> _THE PROBLEM_: Set down each line of the data below exactly as it stands, dropping the pictures.
==== RECORDS SUPPLIED ====
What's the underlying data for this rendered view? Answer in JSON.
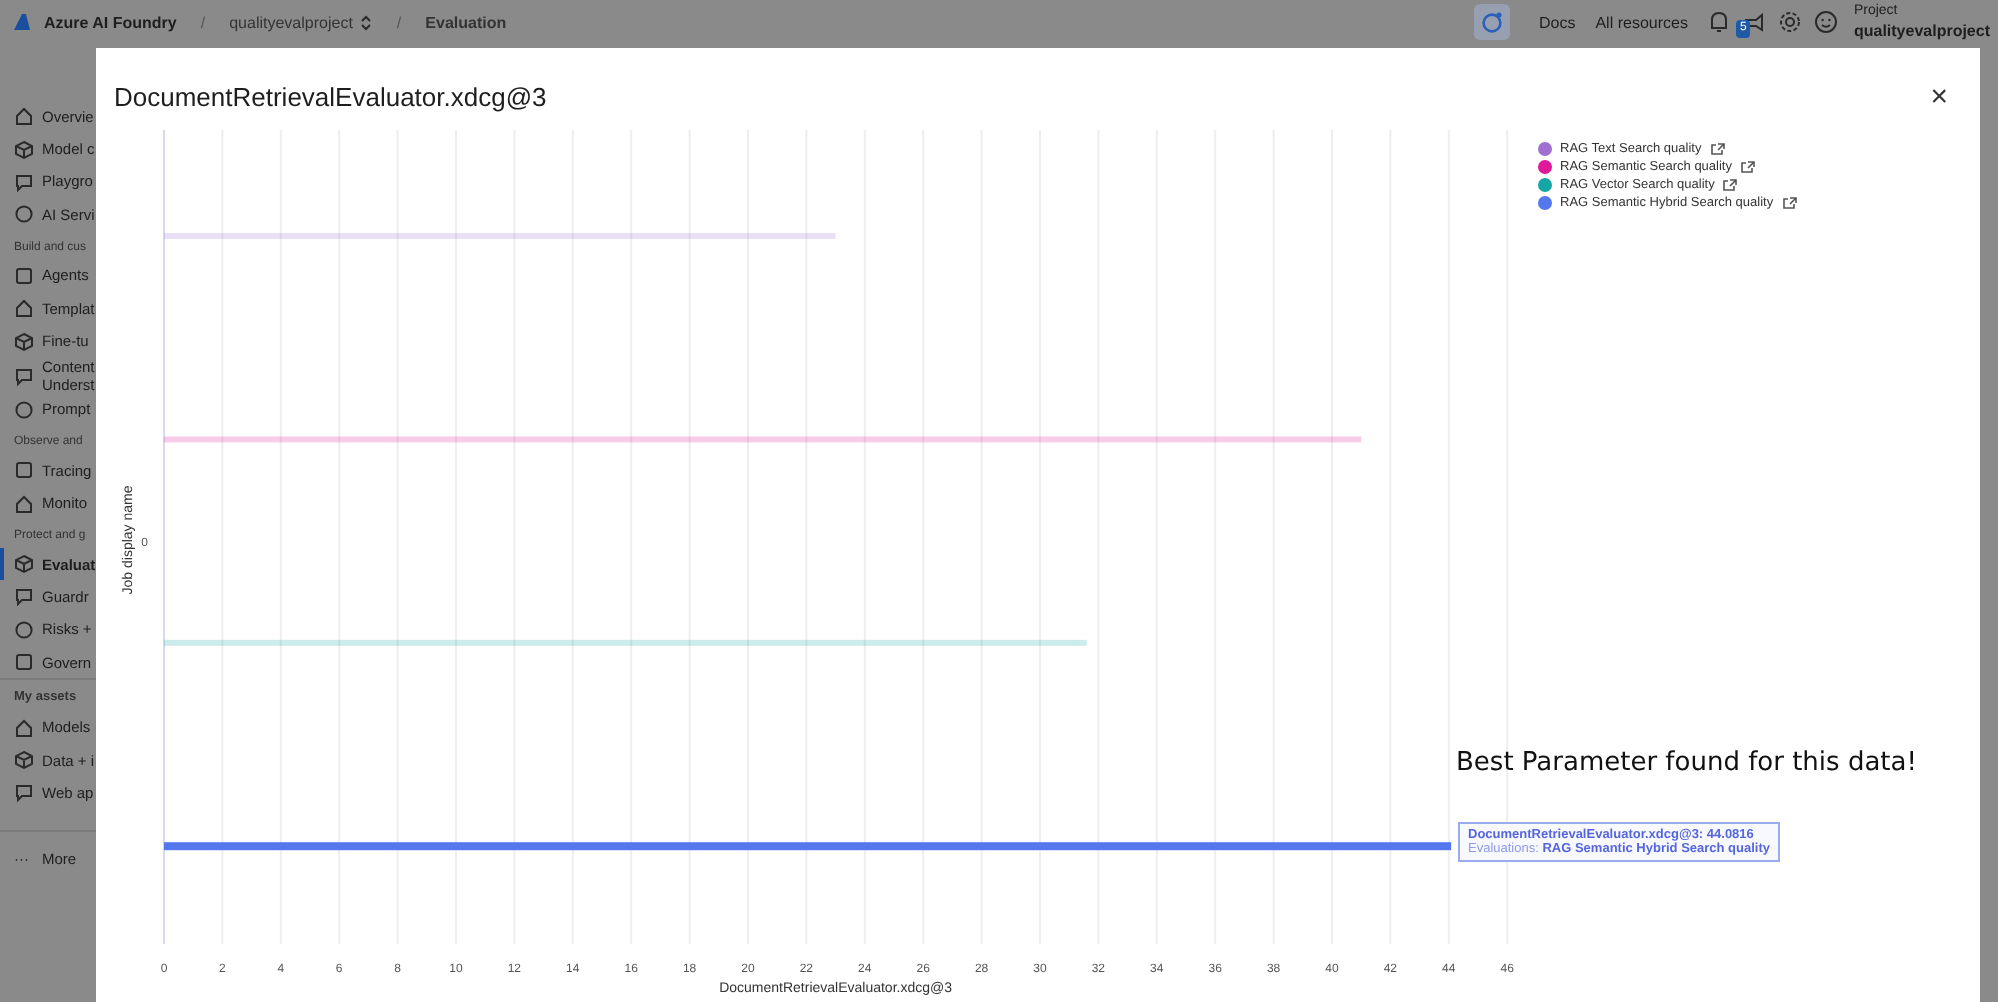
{
  "top_bar": {
    "brand": "Azure AI Foundry",
    "separator": "/",
    "breadcrumbs": [
      {
        "label": "qualityevalproject",
        "kind": "switcher"
      },
      {
        "label": "Evaluation",
        "kind": "current"
      }
    ],
    "links": [
      "Docs",
      "All resources"
    ],
    "notification_badge": "5",
    "project_caption": "Project",
    "project_name": "qualityevalproject"
  },
  "sidebar": {
    "sections": [
      {
        "items": [
          {
            "label": "Overvie",
            "selected": false
          },
          {
            "label": "Model c",
            "selected": false
          },
          {
            "label": "Playgro",
            "selected": false
          },
          {
            "label": "AI Servi",
            "selected": false
          }
        ]
      },
      {
        "heading": "Build and cus",
        "items": [
          {
            "label": "Agents",
            "selected": false
          },
          {
            "label": "Templat",
            "selected": false
          },
          {
            "label": "Fine-tu",
            "selected": false
          },
          {
            "label": "Content\nUnderst",
            "selected": false
          },
          {
            "label": "Prompt",
            "selected": false
          }
        ]
      },
      {
        "heading": "Observe and",
        "items": [
          {
            "label": "Tracing",
            "selected": false
          },
          {
            "label": "Monito",
            "selected": false
          }
        ]
      },
      {
        "heading": "Protect and g",
        "items": [
          {
            "label": "Evaluat",
            "selected": true
          },
          {
            "label": "Guardr",
            "selected": false
          },
          {
            "label": "Risks +",
            "selected": false
          },
          {
            "label": "Govern",
            "selected": false
          }
        ]
      },
      {
        "heading": "My assets",
        "items": [
          {
            "label": "Models",
            "selected": false
          },
          {
            "label": "Data + i",
            "selected": false
          },
          {
            "label": "Web ap",
            "selected": false
          }
        ]
      }
    ],
    "more": {
      "icon_text": "···",
      "label": "More"
    }
  },
  "dialog": {
    "title": "DocumentRetrievalEvaluator.xdcg@3",
    "close": "×",
    "annotation": "Best Parameter found for this data!",
    "bar_states": [
      {
        "faded": true
      },
      {
        "faded": true
      },
      {
        "faded": true
      },
      {
        "faded": false
      }
    ],
    "tooltip": {
      "title": "DocumentRetrievalEvaluator.xdcg@3: 44.0816",
      "text": "Evaluations: **RAG Semantic Hybrid Search quality**"
    },
    "chart_data": {
      "type": "bar",
      "orientation": "horizontal",
      "xlabel": "DocumentRetrievalEvaluator.xdcg@3",
      "ylabel": "Job display name",
      "categories": [
        "0"
      ],
      "series": [
        {
          "name": "RAG Text Search quality",
          "color": "#a070d0",
          "values": [
            23
          ]
        },
        {
          "name": "RAG Semantic Search quality",
          "color": "#e0189a",
          "values": [
            41
          ]
        },
        {
          "name": "RAG Vector Search quality",
          "color": "#16a6a6",
          "values": [
            31.6
          ]
        },
        {
          "name": "RAG Semantic Hybrid Search quality",
          "color": "#5577ee",
          "values": [
            44.08
          ]
        }
      ],
      "xlim": [
        0,
        46
      ],
      "grid": true,
      "xticks": [
        0,
        2,
        4,
        6,
        8,
        10,
        12,
        14,
        16,
        18,
        20,
        22,
        24,
        26,
        28,
        30,
        32,
        34,
        36,
        38,
        40,
        42,
        44,
        46
      ]
    }
  }
}
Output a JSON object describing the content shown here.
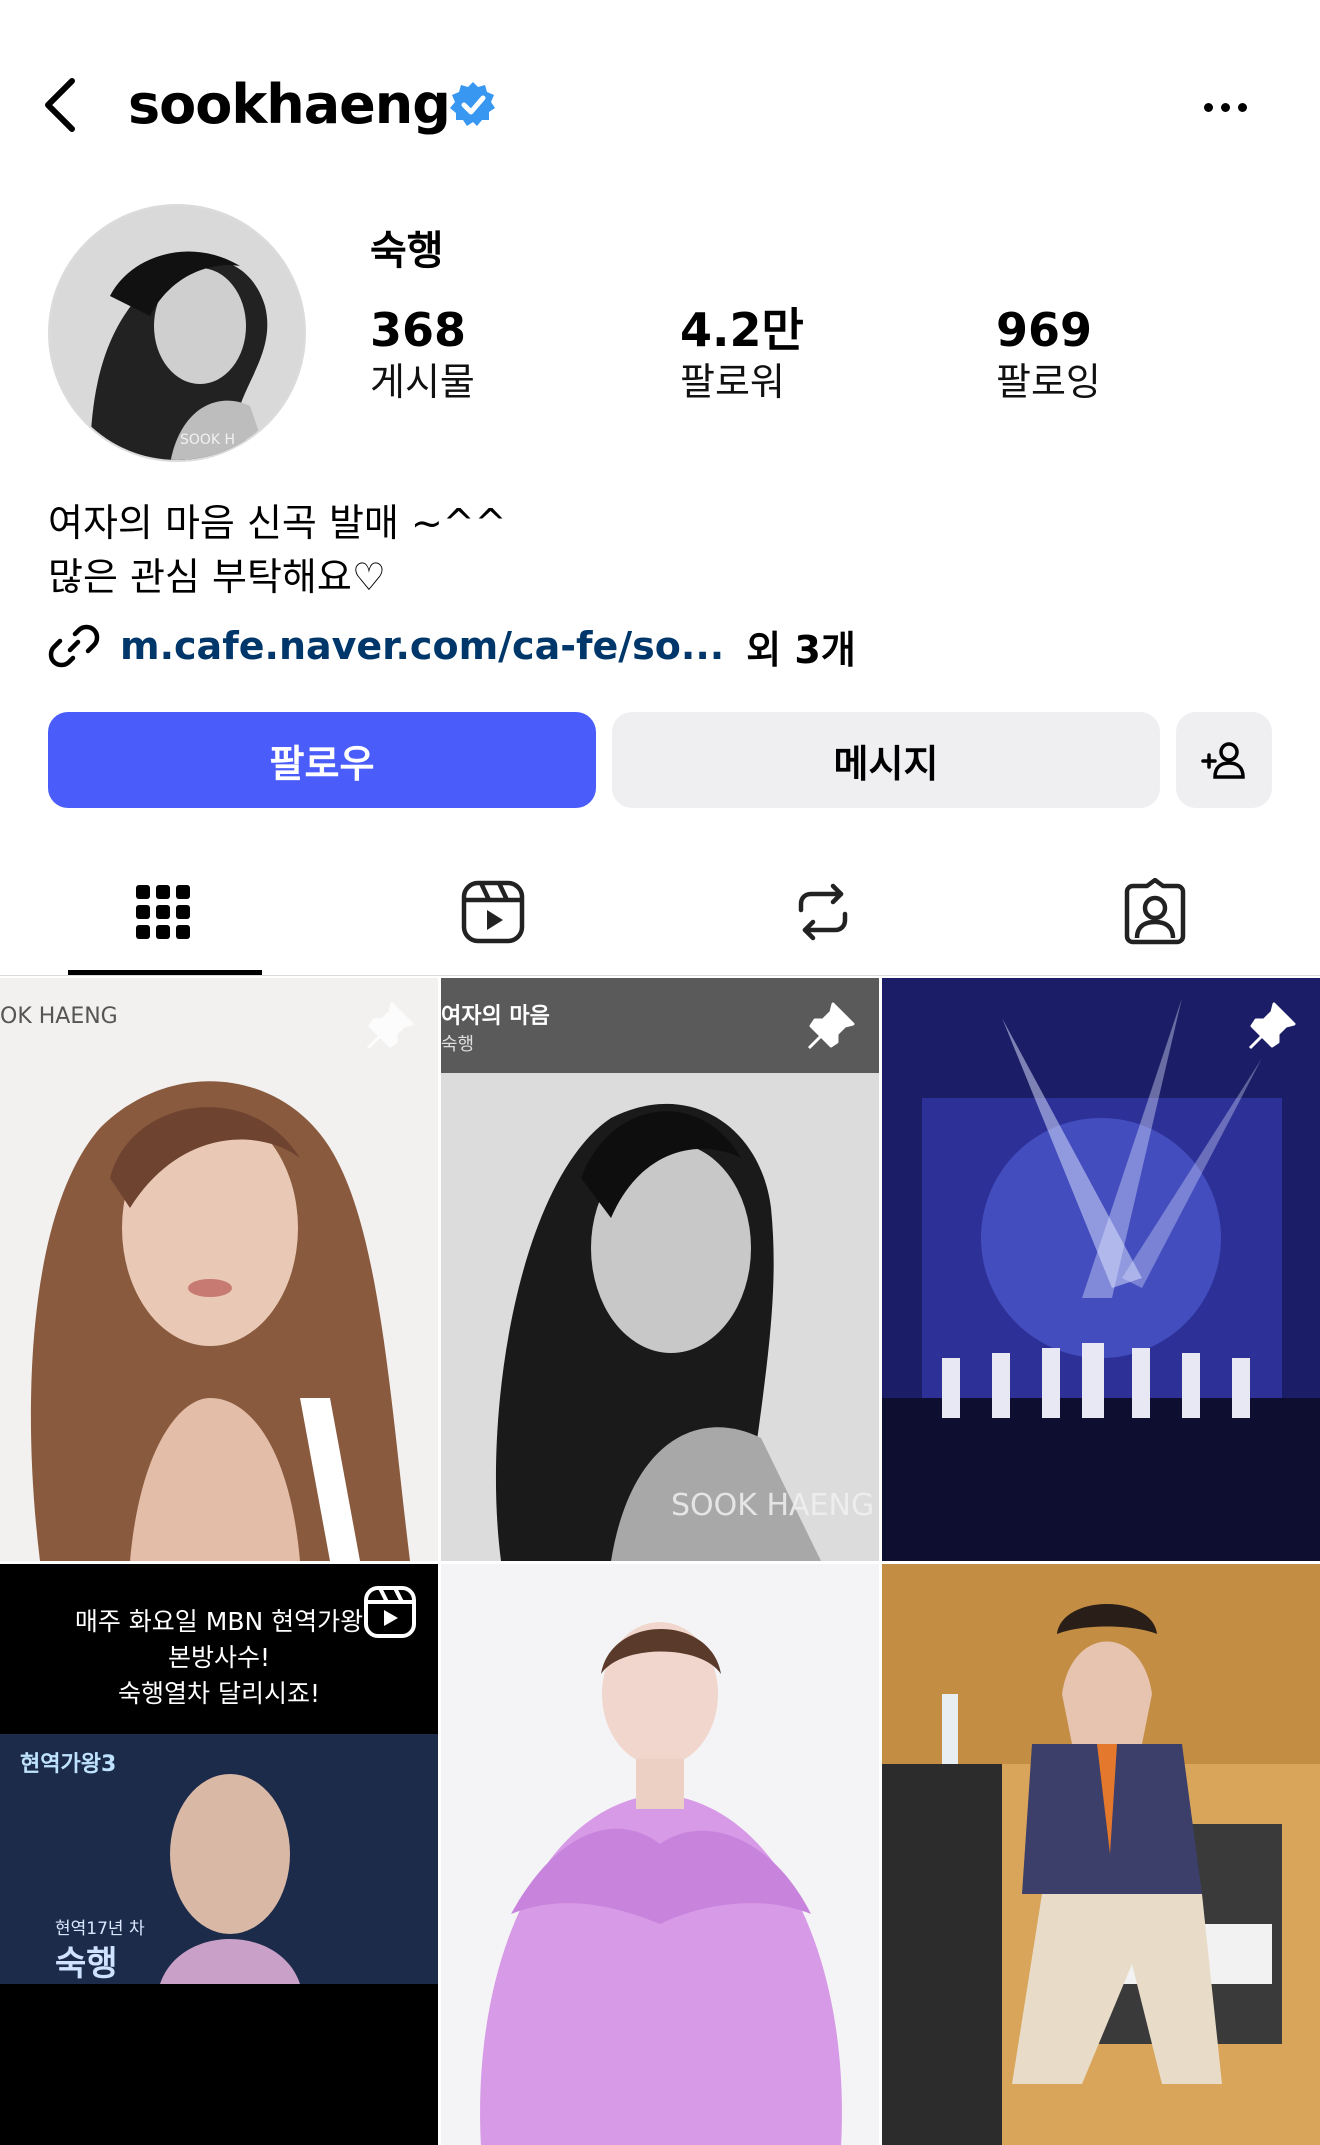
{
  "header": {
    "username": "sookhaeng",
    "back_icon": "chevron-left-icon",
    "verified_icon": "verified-badge-icon",
    "more_icon": "more-horizontal-icon"
  },
  "profile": {
    "display_name": "숙행",
    "avatar_watermark": "SOOK H",
    "stats": [
      {
        "value": "368",
        "label": "게시물"
      },
      {
        "value": "4.2만",
        "label": "팔로워"
      },
      {
        "value": "969",
        "label": "팔로잉"
      }
    ],
    "bio_lines": [
      "여자의 마음 신곡 발매 ~^^",
      "많은 관심 부탁해요♡"
    ],
    "link": {
      "text": "m.cafe.naver.com/ca-fe/so...",
      "more": "외 3개",
      "icon": "link-icon"
    }
  },
  "actions": {
    "follow_label": "팔로우",
    "message_label": "메시지",
    "suggest_icon": "add-person-icon"
  },
  "tabs": [
    {
      "icon": "grid-icon",
      "active": true
    },
    {
      "icon": "reels-icon",
      "active": false
    },
    {
      "icon": "reposts-icon",
      "active": false
    },
    {
      "icon": "tagged-icon",
      "active": false
    }
  ],
  "posts": [
    {
      "kind": "photo",
      "pinned": true,
      "overlay_text": "OK HAENG"
    },
    {
      "kind": "photo",
      "pinned": true,
      "overlay_title": "여자의 마음",
      "overlay_sub": "숙행",
      "watermark": "SOOK HAENG"
    },
    {
      "kind": "photo",
      "pinned": true
    },
    {
      "kind": "reel",
      "lines": [
        "매주 화요일 MBN 현역가왕",
        "본방사수!",
        "숙행열차 달리시죠!"
      ],
      "badge_top": "현역가왕3",
      "badge_sub": "현역17년 차",
      "badge_name": "숙행"
    },
    {
      "kind": "photo"
    },
    {
      "kind": "photo"
    }
  ],
  "colors": {
    "accent": "#4a5dfb",
    "secondary_button": "#efeff2",
    "link": "#00376b",
    "verified": "#3897f0"
  }
}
====
> _EXERCISE SOLUTION_:
What's the underlying data for this rendered view? Answer in JSON.
{
  "top_bar": {
    "brand": "Azure AI Foundry",
    "separator": "/",
    "breadcrumbs": [
      {
        "label": "qualityevalproject",
        "kind": "switcher"
      },
      {
        "label": "Evaluation",
        "kind": "current"
      }
    ],
    "links": [
      "Docs",
      "All resources"
    ],
    "notification_badge": "5",
    "project_caption": "Project",
    "project_name": "qualityevalproject"
  },
  "sidebar": {
    "sections": [
      {
        "items": [
          {
            "label": "Overvie",
            "selected": false
          },
          {
            "label": "Model c",
            "selected": false
          },
          {
            "label": "Playgro",
            "selected": false
          },
          {
            "label": "AI Servi",
            "selected": false
          }
        ]
      },
      {
        "heading": "Build and cus",
        "items": [
          {
            "label": "Agents",
            "selected": false
          },
          {
            "label": "Templat",
            "selected": false
          },
          {
            "label": "Fine-tu",
            "selected": false
          },
          {
            "label": "Content\nUnderst",
            "selected": false
          },
          {
            "label": "Prompt",
            "selected": false
          }
        ]
      },
      {
        "heading": "Observe and",
        "items": [
          {
            "label": "Tracing",
            "selected": false
          },
          {
            "label": "Monito",
            "selected": false
          }
        ]
      },
      {
        "heading": "Protect and g",
        "items": [
          {
            "label": "Evaluat",
            "selected": true
          },
          {
            "label": "Guardr",
            "selected": false
          },
          {
            "label": "Risks +",
            "selected": false
          },
          {
            "label": "Govern",
            "selected": false
          }
        ]
      },
      {
        "heading": "My assets",
        "items": [
          {
            "label": "Models",
            "selected": false
          },
          {
            "label": "Data + i",
            "selected": false
          },
          {
            "label": "Web ap",
            "selected": false
          }
        ]
      }
    ],
    "more": {
      "icon_text": "···",
      "label": "More"
    }
  },
  "dialog": {
    "title": "DocumentRetrievalEvaluator.xdcg@3",
    "close": "×",
    "annotation": "Best Parameter found for this data!",
    "bar_states": [
      {
        "faded": true
      },
      {
        "faded": true
      },
      {
        "faded": true
      },
      {
        "faded": false
      }
    ],
    "tooltip": {
      "title": "DocumentRetrievalEvaluator.xdcg@3: 44.0816",
      "text": "Evaluations: **RAG Semantic Hybrid Search quality**"
    },
    "chart_data": {
      "type": "bar",
      "orientation": "horizontal",
      "xlabel": "DocumentRetrievalEvaluator.xdcg@3",
      "ylabel": "Job display name",
      "categories": [
        "0"
      ],
      "series": [
        {
          "name": "RAG Text Search quality",
          "color": "#a070d0",
          "values": [
            23
          ]
        },
        {
          "name": "RAG Semantic Search quality",
          "color": "#e0189a",
          "values": [
            41
          ]
        },
        {
          "name": "RAG Vector Search quality",
          "color": "#16a6a6",
          "values": [
            31.6
          ]
        },
        {
          "name": "RAG Semantic Hybrid Search quality",
          "color": "#5577ee",
          "values": [
            44.08
          ]
        }
      ],
      "xlim": [
        0,
        46
      ],
      "grid": true,
      "xticks": [
        0,
        2,
        4,
        6,
        8,
        10,
        12,
        14,
        16,
        18,
        20,
        22,
        24,
        26,
        28,
        30,
        32,
        34,
        36,
        38,
        40,
        42,
        44,
        46
      ]
    }
  }
}
Output a JSON object describing the content shown here.
{
  "header": {
    "username": "sookhaeng",
    "back_icon": "chevron-left-icon",
    "verified_icon": "verified-badge-icon",
    "more_icon": "more-horizontal-icon"
  },
  "profile": {
    "display_name": "숙행",
    "avatar_watermark": "SOOK H",
    "stats": [
      {
        "value": "368",
        "label": "게시물"
      },
      {
        "value": "4.2만",
        "label": "팔로워"
      },
      {
        "value": "969",
        "label": "팔로잉"
      }
    ],
    "bio_lines": [
      "여자의 마음 신곡 발매 ~^^",
      "많은 관심 부탁해요♡"
    ],
    "link": {
      "text": "m.cafe.naver.com/ca-fe/so...",
      "more": "외 3개",
      "icon": "link-icon"
    }
  },
  "actions": {
    "follow_label": "팔로우",
    "message_label": "메시지",
    "suggest_icon": "add-person-icon"
  },
  "tabs": [
    {
      "icon": "grid-icon",
      "active": true
    },
    {
      "icon": "reels-icon",
      "active": false
    },
    {
      "icon": "reposts-icon",
      "active": false
    },
    {
      "icon": "tagged-icon",
      "active": false
    }
  ],
  "posts": [
    {
      "kind": "photo",
      "pinned": true,
      "overlay_text": "OK HAENG"
    },
    {
      "kind": "photo",
      "pinned": true,
      "overlay_title": "여자의 마음",
      "overlay_sub": "숙행",
      "watermark": "SOOK HAENG"
    },
    {
      "kind": "photo",
      "pinned": true
    },
    {
      "kind": "reel",
      "lines": [
        "매주 화요일 MBN 현역가왕",
        "본방사수!",
        "숙행열차 달리시죠!"
      ],
      "badge_top": "현역가왕3",
      "badge_sub": "현역17년 차",
      "badge_name": "숙행"
    },
    {
      "kind": "photo"
    },
    {
      "kind": "photo"
    }
  ],
  "colors": {
    "accent": "#4a5dfb",
    "secondary_button": "#efeff2",
    "link": "#00376b",
    "verified": "#3897f0"
  }
}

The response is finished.